## [Brief]
Pick out the lines below that contain the string "image" and copy them all.

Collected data
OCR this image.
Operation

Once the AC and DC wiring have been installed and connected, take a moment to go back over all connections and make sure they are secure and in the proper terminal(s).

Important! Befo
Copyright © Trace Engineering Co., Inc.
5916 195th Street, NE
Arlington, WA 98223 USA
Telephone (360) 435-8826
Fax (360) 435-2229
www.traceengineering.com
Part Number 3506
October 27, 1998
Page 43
...
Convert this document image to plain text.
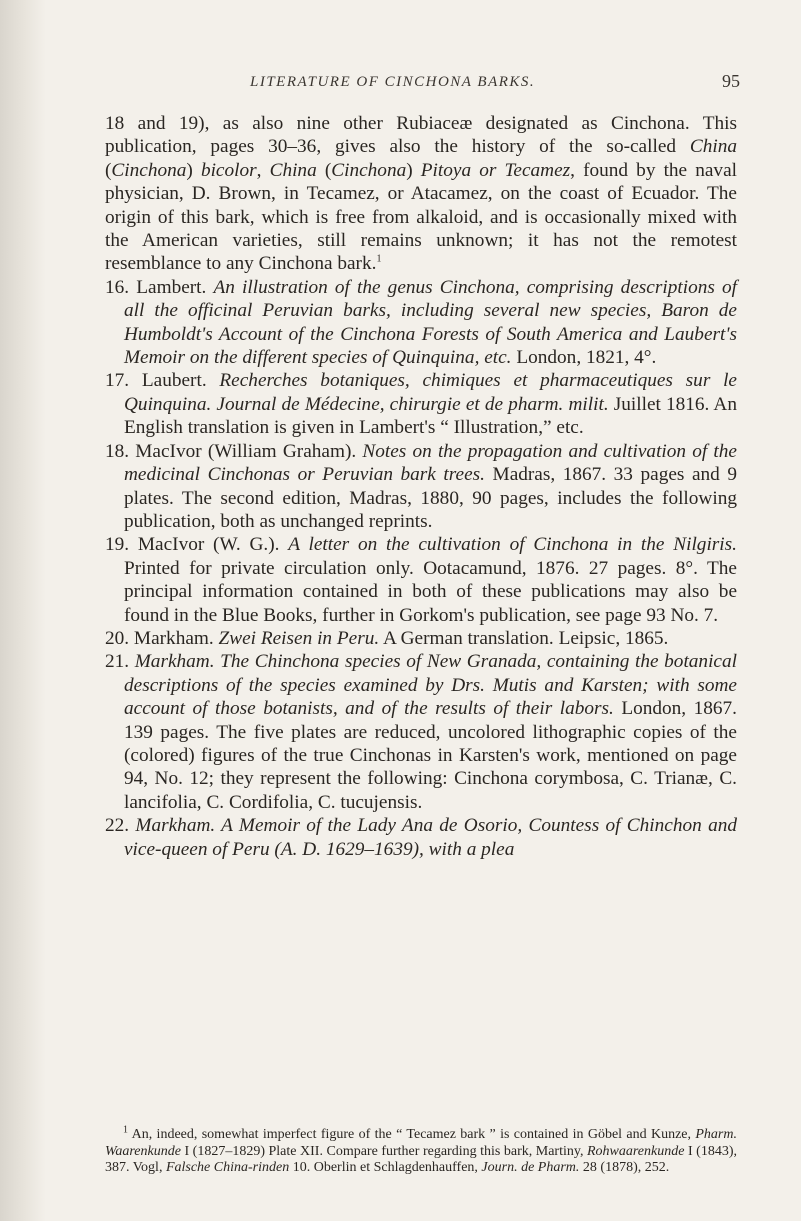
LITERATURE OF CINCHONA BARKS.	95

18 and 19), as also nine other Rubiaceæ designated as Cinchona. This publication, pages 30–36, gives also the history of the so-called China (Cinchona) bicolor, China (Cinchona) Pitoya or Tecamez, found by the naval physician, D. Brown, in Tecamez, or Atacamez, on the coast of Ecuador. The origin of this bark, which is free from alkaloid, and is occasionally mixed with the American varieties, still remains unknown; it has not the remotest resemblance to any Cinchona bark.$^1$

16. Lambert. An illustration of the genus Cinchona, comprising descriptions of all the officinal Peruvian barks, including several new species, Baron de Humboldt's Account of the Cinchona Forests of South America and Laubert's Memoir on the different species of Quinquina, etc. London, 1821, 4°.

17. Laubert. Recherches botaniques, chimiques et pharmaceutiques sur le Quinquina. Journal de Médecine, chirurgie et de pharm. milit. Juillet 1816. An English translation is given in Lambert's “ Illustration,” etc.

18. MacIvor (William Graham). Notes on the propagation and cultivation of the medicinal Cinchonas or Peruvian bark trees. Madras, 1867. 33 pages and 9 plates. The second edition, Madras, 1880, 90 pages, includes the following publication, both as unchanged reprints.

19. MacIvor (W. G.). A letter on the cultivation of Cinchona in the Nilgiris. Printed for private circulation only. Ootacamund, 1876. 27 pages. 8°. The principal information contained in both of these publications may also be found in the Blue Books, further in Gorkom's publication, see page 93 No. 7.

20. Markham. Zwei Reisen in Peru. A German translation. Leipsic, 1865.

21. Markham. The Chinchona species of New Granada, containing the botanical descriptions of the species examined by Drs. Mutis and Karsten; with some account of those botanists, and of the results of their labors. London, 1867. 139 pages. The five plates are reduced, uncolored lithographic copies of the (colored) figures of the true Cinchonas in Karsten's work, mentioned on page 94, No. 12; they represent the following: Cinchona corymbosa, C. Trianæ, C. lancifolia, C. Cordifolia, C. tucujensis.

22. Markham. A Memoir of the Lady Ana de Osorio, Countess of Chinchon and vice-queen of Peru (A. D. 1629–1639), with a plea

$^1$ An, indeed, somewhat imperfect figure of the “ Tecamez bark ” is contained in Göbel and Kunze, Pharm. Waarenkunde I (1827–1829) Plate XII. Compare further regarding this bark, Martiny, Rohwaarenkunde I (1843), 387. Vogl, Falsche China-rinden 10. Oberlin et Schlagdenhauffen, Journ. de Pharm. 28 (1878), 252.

## [Answer for the task]
OCR this image.
Convert this document image to plain text.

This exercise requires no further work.